-- Figure contents as structured data --
"""

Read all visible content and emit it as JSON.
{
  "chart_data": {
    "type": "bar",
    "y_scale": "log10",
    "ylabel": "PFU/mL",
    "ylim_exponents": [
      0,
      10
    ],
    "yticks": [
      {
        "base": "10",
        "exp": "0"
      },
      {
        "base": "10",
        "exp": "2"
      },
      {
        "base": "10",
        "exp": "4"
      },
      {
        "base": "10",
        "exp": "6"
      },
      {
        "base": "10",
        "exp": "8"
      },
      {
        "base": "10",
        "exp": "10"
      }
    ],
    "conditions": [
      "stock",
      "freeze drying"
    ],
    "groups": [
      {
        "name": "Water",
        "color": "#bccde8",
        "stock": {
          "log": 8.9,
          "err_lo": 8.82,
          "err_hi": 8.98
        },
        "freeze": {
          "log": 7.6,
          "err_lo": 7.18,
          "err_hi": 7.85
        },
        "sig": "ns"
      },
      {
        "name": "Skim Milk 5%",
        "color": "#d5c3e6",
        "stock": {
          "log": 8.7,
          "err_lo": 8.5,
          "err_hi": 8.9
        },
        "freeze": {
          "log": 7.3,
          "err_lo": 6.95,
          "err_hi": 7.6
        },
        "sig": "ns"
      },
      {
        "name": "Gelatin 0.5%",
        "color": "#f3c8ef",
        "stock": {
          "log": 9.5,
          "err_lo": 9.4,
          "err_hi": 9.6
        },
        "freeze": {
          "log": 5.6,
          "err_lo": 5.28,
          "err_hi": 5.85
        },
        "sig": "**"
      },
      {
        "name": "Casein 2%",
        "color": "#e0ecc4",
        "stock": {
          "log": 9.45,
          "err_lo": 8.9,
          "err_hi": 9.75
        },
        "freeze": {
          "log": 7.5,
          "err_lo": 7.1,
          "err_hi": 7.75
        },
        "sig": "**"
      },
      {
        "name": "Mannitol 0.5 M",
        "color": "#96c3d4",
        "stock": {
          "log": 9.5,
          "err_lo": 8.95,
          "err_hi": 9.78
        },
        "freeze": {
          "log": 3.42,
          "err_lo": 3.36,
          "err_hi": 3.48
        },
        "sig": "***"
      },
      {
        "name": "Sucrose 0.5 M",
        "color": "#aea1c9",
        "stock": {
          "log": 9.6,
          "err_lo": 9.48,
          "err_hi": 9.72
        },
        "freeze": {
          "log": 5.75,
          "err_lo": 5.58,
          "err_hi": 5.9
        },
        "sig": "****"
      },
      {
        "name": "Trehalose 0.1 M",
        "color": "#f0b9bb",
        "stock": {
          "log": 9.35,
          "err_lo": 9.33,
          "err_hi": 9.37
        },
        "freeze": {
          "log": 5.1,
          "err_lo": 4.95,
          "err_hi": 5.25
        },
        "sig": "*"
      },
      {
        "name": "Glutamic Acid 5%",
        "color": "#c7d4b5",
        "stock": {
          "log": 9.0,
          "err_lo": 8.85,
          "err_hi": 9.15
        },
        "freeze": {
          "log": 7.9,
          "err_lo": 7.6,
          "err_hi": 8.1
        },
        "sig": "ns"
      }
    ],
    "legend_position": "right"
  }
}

"""

Print the complete listing again, exactly as it stands.

-- Finished answer --
Read all visible content and emit it as JSON.
{
  "chart_data": {
    "type": "bar",
    "y_scale": "log10",
    "ylabel": "PFU/mL",
    "ylim_exponents": [
      0,
      10
    ],
    "yticks": [
      {
        "base": "10",
        "exp": "0"
      },
      {
        "base": "10",
        "exp": "2"
      },
      {
        "base": "10",
        "exp": "4"
      },
      {
        "base": "10",
        "exp": "6"
      },
      {
        "base": "10",
        "exp": "8"
      },
      {
        "base": "10",
        "exp": "10"
      }
    ],
    "conditions": [
      "stock",
      "freeze drying"
    ],
    "groups": [
      {
        "name": "Water",
        "color": "#bccde8",
        "stock": {
          "log": 8.9,
          "err_lo": 8.82,
          "err_hi": 8.98
        },
        "freeze": {
          "log": 7.6,
          "err_lo": 7.18,
          "err_hi": 7.85
        },
        "sig": "ns"
      },
      {
        "name": "Skim Milk 5%",
        "color": "#d5c3e6",
        "stock": {
          "log": 8.7,
          "err_lo": 8.5,
          "err_hi": 8.9
        },
        "freeze": {
          "log": 7.3,
          "err_lo": 6.95,
          "err_hi": 7.6
        },
        "sig": "ns"
      },
      {
        "name": "Gelatin 0.5%",
        "color": "#f3c8ef",
        "stock": {
          "log": 9.5,
          "err_lo": 9.4,
          "err_hi": 9.6
        },
        "freeze": {
          "log": 5.6,
          "err_lo": 5.28,
          "err_hi": 5.85
        },
        "sig": "**"
      },
      {
        "name": "Casein 2%",
        "color": "#e0ecc4",
        "stock": {
          "log": 9.45,
          "err_lo": 8.9,
          "err_hi": 9.75
        },
        "freeze": {
          "log": 7.5,
          "err_lo": 7.1,
          "err_hi": 7.75
        },
        "sig": "**"
      },
      {
        "name": "Mannitol 0.5 M",
        "color": "#96c3d4",
        "stock": {
          "log": 9.5,
          "err_lo": 8.95,
          "err_hi": 9.78
        },
        "freeze": {
          "log": 3.42,
          "err_lo": 3.36,
          "err_hi": 3.48
        },
        "sig": "***"
      },
      {
        "name": "Sucrose 0.5 M",
        "color": "#aea1c9",
        "stock": {
          "log": 9.6,
          "err_lo": 9.48,
          "err_hi": 9.72
        },
        "freeze": {
          "log": 5.75,
          "err_lo": 5.58,
          "err_hi": 5.9
        },
        "sig": "****"
      },
      {
        "name": "Trehalose 0.1 M",
        "color": "#f0b9bb",
        "stock": {
          "log": 9.35,
          "err_lo": 9.33,
          "err_hi": 9.37
        },
        "freeze": {
          "log": 5.1,
          "err_lo": 4.95,
          "err_hi": 5.25
        },
        "sig": "*"
      },
      {
        "name": "Glutamic Acid 5%",
        "color": "#c7d4b5",
        "stock": {
          "log": 9.0,
          "err_lo": 8.85,
          "err_hi": 9.15
        },
        "freeze": {
          "log": 7.9,
          "err_lo": 7.6,
          "err_hi": 8.1
        },
        "sig": "ns"
      }
    ],
    "legend_position": "right"
  }
}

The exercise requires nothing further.